# AUFGABENSTELLUNG:
Schreibe die Zeilen aller folgenden Datensätze neu und setze dabei überall "outlier-marker" an die Stelle von "outlier-point". Alles andere bleibt unverändert.

-------- INHALT DER DATENSÄTZE --------

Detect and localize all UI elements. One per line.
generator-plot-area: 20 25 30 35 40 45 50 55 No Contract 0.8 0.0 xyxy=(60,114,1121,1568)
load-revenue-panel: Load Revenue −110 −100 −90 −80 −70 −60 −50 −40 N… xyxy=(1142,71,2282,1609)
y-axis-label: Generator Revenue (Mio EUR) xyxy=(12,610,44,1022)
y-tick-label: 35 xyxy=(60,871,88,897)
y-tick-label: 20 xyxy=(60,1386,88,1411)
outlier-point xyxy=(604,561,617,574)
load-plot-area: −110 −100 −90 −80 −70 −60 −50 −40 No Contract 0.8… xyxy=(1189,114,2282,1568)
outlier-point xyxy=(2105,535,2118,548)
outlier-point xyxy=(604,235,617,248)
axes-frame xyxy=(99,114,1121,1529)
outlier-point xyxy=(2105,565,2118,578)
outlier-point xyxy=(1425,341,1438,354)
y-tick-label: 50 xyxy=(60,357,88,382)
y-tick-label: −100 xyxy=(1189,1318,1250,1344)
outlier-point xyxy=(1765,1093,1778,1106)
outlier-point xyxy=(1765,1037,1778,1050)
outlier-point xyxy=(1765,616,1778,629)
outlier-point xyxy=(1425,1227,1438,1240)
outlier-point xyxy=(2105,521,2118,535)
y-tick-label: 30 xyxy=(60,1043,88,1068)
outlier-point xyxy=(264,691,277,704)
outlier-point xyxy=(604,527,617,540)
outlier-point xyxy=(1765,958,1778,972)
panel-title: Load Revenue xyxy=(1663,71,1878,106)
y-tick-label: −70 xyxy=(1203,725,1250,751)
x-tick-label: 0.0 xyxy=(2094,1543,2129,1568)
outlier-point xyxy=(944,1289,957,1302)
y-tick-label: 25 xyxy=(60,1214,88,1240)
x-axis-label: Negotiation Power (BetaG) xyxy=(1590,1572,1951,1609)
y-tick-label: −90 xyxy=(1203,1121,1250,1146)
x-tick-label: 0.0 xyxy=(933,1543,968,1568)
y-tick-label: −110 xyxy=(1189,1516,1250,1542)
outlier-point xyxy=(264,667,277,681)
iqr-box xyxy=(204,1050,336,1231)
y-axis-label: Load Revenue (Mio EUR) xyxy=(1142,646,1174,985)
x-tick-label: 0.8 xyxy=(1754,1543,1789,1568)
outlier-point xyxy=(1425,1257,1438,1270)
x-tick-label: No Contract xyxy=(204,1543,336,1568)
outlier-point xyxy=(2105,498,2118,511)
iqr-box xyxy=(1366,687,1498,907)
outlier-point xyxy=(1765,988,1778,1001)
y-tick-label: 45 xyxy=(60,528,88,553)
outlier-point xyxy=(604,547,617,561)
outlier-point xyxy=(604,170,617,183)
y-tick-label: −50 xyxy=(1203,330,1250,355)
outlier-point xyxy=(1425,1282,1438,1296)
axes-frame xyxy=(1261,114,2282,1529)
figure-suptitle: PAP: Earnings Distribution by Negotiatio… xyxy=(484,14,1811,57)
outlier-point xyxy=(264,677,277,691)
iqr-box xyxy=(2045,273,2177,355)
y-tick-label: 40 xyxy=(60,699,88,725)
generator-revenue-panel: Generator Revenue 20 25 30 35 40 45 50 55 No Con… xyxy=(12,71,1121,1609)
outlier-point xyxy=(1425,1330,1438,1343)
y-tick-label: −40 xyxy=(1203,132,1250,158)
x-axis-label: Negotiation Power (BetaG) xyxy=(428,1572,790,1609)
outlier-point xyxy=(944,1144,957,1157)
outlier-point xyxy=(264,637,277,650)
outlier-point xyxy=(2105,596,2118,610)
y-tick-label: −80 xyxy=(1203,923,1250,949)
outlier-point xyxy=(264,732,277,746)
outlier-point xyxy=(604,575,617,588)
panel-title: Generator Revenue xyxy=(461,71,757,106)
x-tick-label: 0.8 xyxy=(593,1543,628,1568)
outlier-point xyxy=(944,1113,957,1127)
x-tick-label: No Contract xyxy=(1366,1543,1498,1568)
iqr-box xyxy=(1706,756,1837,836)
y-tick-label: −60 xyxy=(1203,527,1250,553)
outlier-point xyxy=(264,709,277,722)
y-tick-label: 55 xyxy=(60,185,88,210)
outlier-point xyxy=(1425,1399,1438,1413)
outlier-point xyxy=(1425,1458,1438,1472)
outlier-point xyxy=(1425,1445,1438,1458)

--------

# ANTWORT ZUR AUFGABE:
Detect and localize all UI elements. One per line.
generator-plot-area: 20 25 30 35 40 45 50 55 No Contract 0.8 0.0 xyxy=(60,114,1121,1568)
load-revenue-panel: Load Revenue −110 −100 −90 −80 −70 −60 −50 −40 N… xyxy=(1142,71,2282,1609)
y-axis-label: Generator Revenue (Mio EUR) xyxy=(12,610,44,1022)
y-tick-label: 35 xyxy=(60,871,88,897)
y-tick-label: 20 xyxy=(60,1386,88,1411)
outlier-marker xyxy=(604,561,617,574)
load-plot-area: −110 −100 −90 −80 −70 −60 −50 −40 No Contract 0.8… xyxy=(1189,114,2282,1568)
outlier-marker xyxy=(2105,535,2118,548)
outlier-marker xyxy=(604,235,617,248)
axes-frame xyxy=(99,114,1121,1529)
outlier-marker xyxy=(2105,565,2118,578)
outlier-marker xyxy=(1425,341,1438,354)
y-tick-label: 50 xyxy=(60,357,88,382)
y-tick-label: −100 xyxy=(1189,1318,1250,1344)
outlier-marker xyxy=(1765,1093,1778,1106)
outlier-marker xyxy=(1765,1037,1778,1050)
outlier-marker xyxy=(1765,616,1778,629)
outlier-marker xyxy=(1425,1227,1438,1240)
outlier-marker xyxy=(2105,521,2118,535)
y-tick-label: 30 xyxy=(60,1043,88,1068)
outlier-marker xyxy=(264,691,277,704)
outlier-marker xyxy=(604,527,617,540)
outlier-marker xyxy=(1765,958,1778,972)
panel-title: Load Revenue xyxy=(1663,71,1878,106)
y-tick-label: −70 xyxy=(1203,725,1250,751)
x-tick-label: 0.0 xyxy=(2094,1543,2129,1568)
outlier-marker xyxy=(944,1289,957,1302)
y-tick-label: 25 xyxy=(60,1214,88,1240)
x-axis-label: Negotiation Power (BetaG) xyxy=(1590,1572,1951,1609)
y-tick-label: −90 xyxy=(1203,1121,1250,1146)
x-tick-label: 0.0 xyxy=(933,1543,968,1568)
y-tick-label: −110 xyxy=(1189,1516,1250,1542)
outlier-marker xyxy=(264,667,277,681)
iqr-box xyxy=(204,1050,336,1231)
y-axis-label: Load Revenue (Mio EUR) xyxy=(1142,646,1174,985)
x-tick-label: 0.8 xyxy=(1754,1543,1789,1568)
outlier-marker xyxy=(1425,1257,1438,1270)
x-tick-label: No Contract xyxy=(204,1543,336,1568)
outlier-marker xyxy=(2105,498,2118,511)
iqr-box xyxy=(1366,687,1498,907)
outlier-marker xyxy=(1765,988,1778,1001)
y-tick-label: 45 xyxy=(60,528,88,553)
outlier-marker xyxy=(604,547,617,561)
outlier-marker xyxy=(604,170,617,183)
y-tick-label: −50 xyxy=(1203,330,1250,355)
outlier-marker xyxy=(1425,1282,1438,1296)
axes-frame xyxy=(1261,114,2282,1529)
figure-suptitle: PAP: Earnings Distribution by Negotiatio… xyxy=(484,14,1811,57)
outlier-marker xyxy=(264,677,277,691)
iqr-box xyxy=(2045,273,2177,355)
y-tick-label: 40 xyxy=(60,699,88,725)
generator-revenue-panel: Generator Revenue 20 25 30 35 40 45 50 55 No Con… xyxy=(12,71,1121,1609)
outlier-marker xyxy=(1425,1330,1438,1343)
y-tick-label: −40 xyxy=(1203,132,1250,158)
x-axis-label: Negotiation Power (BetaG) xyxy=(428,1572,790,1609)
outlier-marker xyxy=(944,1144,957,1157)
outlier-marker xyxy=(264,637,277,650)
outlier-marker xyxy=(2105,596,2118,610)
y-tick-label: −80 xyxy=(1203,923,1250,949)
outlier-marker xyxy=(264,732,277,746)
outlier-marker xyxy=(604,575,617,588)
panel-title: Generator Revenue xyxy=(461,71,757,106)
x-tick-label: 0.8 xyxy=(593,1543,628,1568)
outlier-marker xyxy=(944,1113,957,1127)
x-tick-label: No Contract xyxy=(1366,1543,1498,1568)
iqr-box xyxy=(1706,756,1837,836)
y-tick-label: −60 xyxy=(1203,527,1250,553)
outlier-marker xyxy=(264,709,277,722)
y-tick-label: 55 xyxy=(60,185,88,210)
outlier-marker xyxy=(1425,1399,1438,1413)
outlier-marker xyxy=(1425,1458,1438,1472)
outlier-marker xyxy=(1425,1445,1438,1458)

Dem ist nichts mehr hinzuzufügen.